### DATA ROWS

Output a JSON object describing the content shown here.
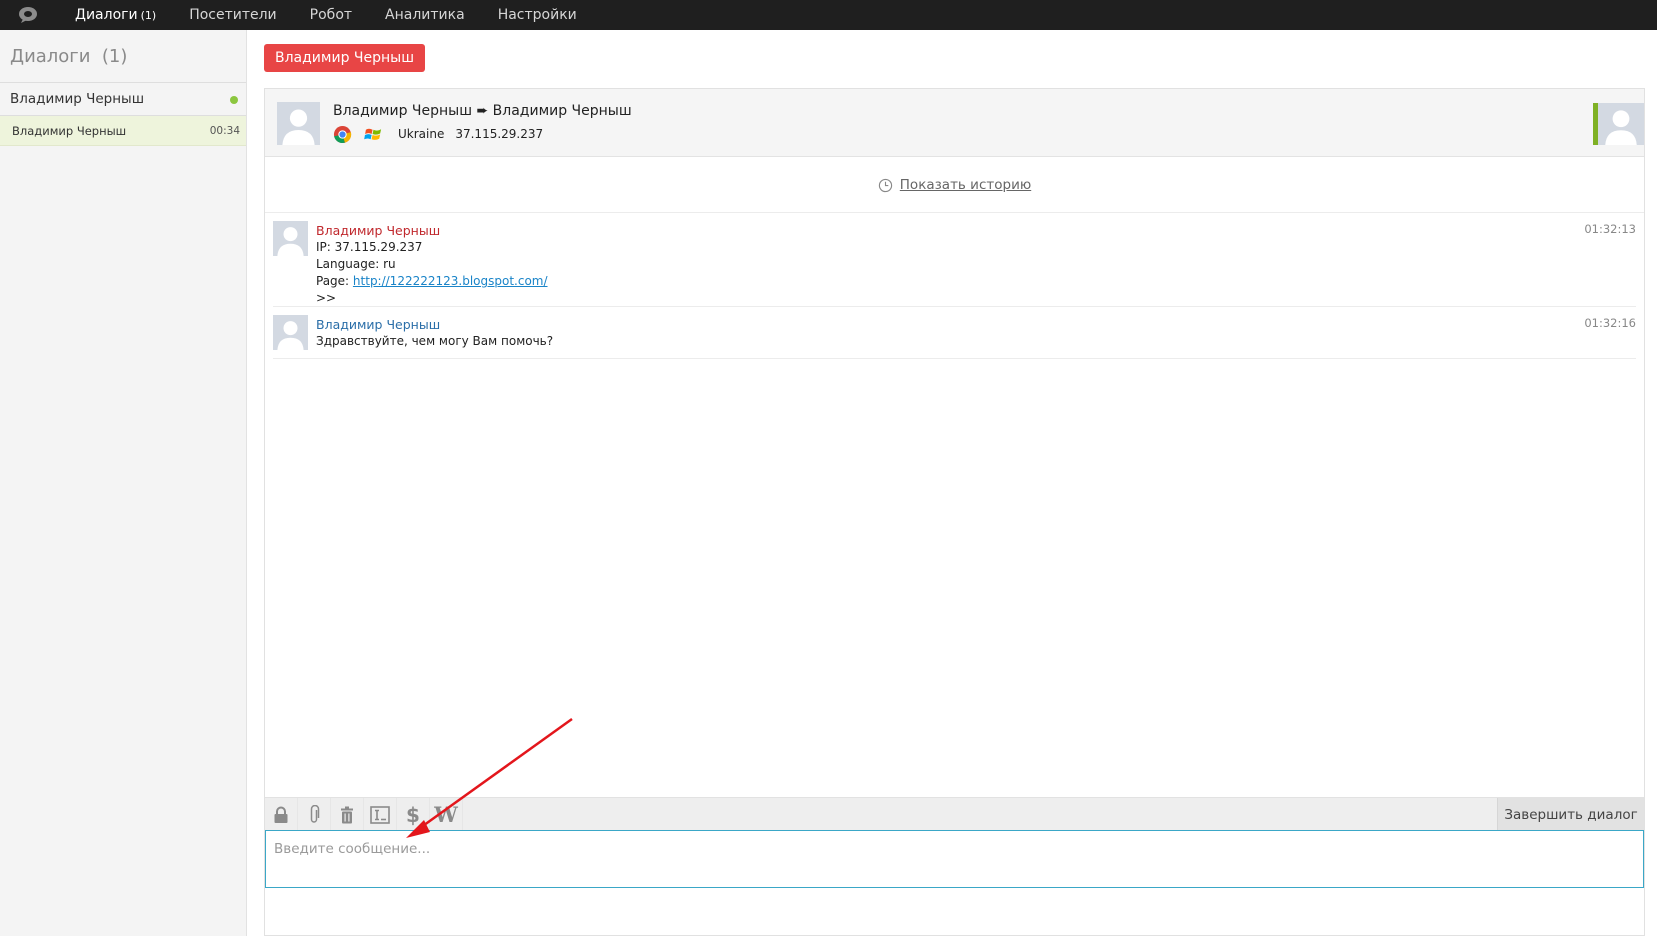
{
  "nav": {
    "items": [
      {
        "label": "Диалоги",
        "count": "(1)"
      },
      {
        "label": "Посетители"
      },
      {
        "label": "Робот"
      },
      {
        "label": "Аналитика"
      },
      {
        "label": "Настройки"
      }
    ]
  },
  "sidebar": {
    "title": "Диалоги  (1)",
    "group": {
      "name": "Владимир Черныш",
      "status_color": "#8cc63f"
    },
    "dialog": {
      "name": "Владимир Черныш",
      "time": "00:34"
    }
  },
  "visitor_tab": "Владимир Черныш",
  "chat_header": {
    "title": "Владимир Черныш ➨ Владимир Черныш",
    "country": "Ukraine",
    "ip": "37.115.29.237",
    "browser_icon": "chrome-icon",
    "os_icon": "windows-icon"
  },
  "history": {
    "label": "Показать историю"
  },
  "messages": [
    {
      "author": "Владимир Черныш",
      "role": "visitor",
      "time": "01:32:13",
      "ip_line": "IP: 37.115.29.237",
      "lang_line": "Language: ru",
      "page_label": "Page: ",
      "page_url": "http://122222123.blogspot.com/",
      "tail": ">>"
    },
    {
      "author": "Владимир Черныш",
      "role": "operator",
      "time": "01:32:16",
      "text": "Здравствуйте, чем могу Вам помочь?"
    }
  ],
  "toolbar": {
    "tools": [
      "lock-icon",
      "paperclip-icon",
      "trash-icon",
      "template-icon",
      "dollar-icon",
      "wikipedia-icon"
    ],
    "dollar": "$",
    "wiki": "W",
    "end_dialog": "Завершить диалог"
  },
  "input": {
    "placeholder": "Введите сообщение...",
    "value": ""
  },
  "colors": {
    "accent": "#e84545",
    "visitor_name": "#c0282d",
    "operator_name": "#2a6ea8",
    "operator_status": "#7fb125",
    "input_border": "#3aa7c7",
    "annotation_arrow": "#e3161c"
  }
}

### THE EXERCISE
Find every line in the records above that contains the word "icon", and copy each one.

### OUTPUT BELOW
    "browser_icon": "chrome-icon",
    "os_icon": "windows-icon"
      "lock-icon",
      "paperclip-icon",
      "trash-icon",
      "template-icon",
      "dollar-icon",
      "wikipedia-icon"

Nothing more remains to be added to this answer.